WORK TO BE COMPLETED:
Will you quote all of the entries, word for word?

--- DATASET ENTRIES ---

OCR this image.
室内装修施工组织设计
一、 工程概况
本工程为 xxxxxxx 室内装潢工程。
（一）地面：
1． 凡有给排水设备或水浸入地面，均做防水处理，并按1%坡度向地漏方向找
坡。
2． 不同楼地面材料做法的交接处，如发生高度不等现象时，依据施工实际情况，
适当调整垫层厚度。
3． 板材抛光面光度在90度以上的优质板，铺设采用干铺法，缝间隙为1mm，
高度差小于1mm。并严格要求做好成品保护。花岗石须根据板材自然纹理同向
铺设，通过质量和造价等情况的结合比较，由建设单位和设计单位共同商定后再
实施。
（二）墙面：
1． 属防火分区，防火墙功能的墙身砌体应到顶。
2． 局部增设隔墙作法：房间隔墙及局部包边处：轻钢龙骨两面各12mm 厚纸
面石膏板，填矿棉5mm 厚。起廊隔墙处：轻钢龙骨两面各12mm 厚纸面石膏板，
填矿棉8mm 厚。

---

EXPECTED OUTPUT:
OCR this image.
室内装修施工组织设计
一、 工程概况
本工程为 xxxxxxx 室内装潢工程。
（一）地面：
1． 凡有给排水设备或水浸入地面，均做防水处理，并按1%坡度向地漏方向找
坡。
2． 不同楼地面材料做法的交接处，如发生高度不等现象时，依据施工实际情况，
适当调整垫层厚度。
3． 板材抛光面光度在90度以上的优质板，铺设采用干铺法，缝间隙为1mm，
高度差小于1mm。并严格要求做好成品保护。花岗石须根据板材自然纹理同向
铺设，通过质量和造价等情况的结合比较，由建设单位和设计单位共同商定后再
实施。
（二）墙面：
1． 属防火分区，防火墙功能的墙身砌体应到顶。
2． 局部增设隔墙作法：房间隔墙及局部包边处：轻钢龙骨两面各12mm 厚纸
面石膏板，填矿棉5mm 厚。起廊隔墙处：轻钢龙骨两面各12mm 厚纸面石膏板，
填矿棉8mm 厚。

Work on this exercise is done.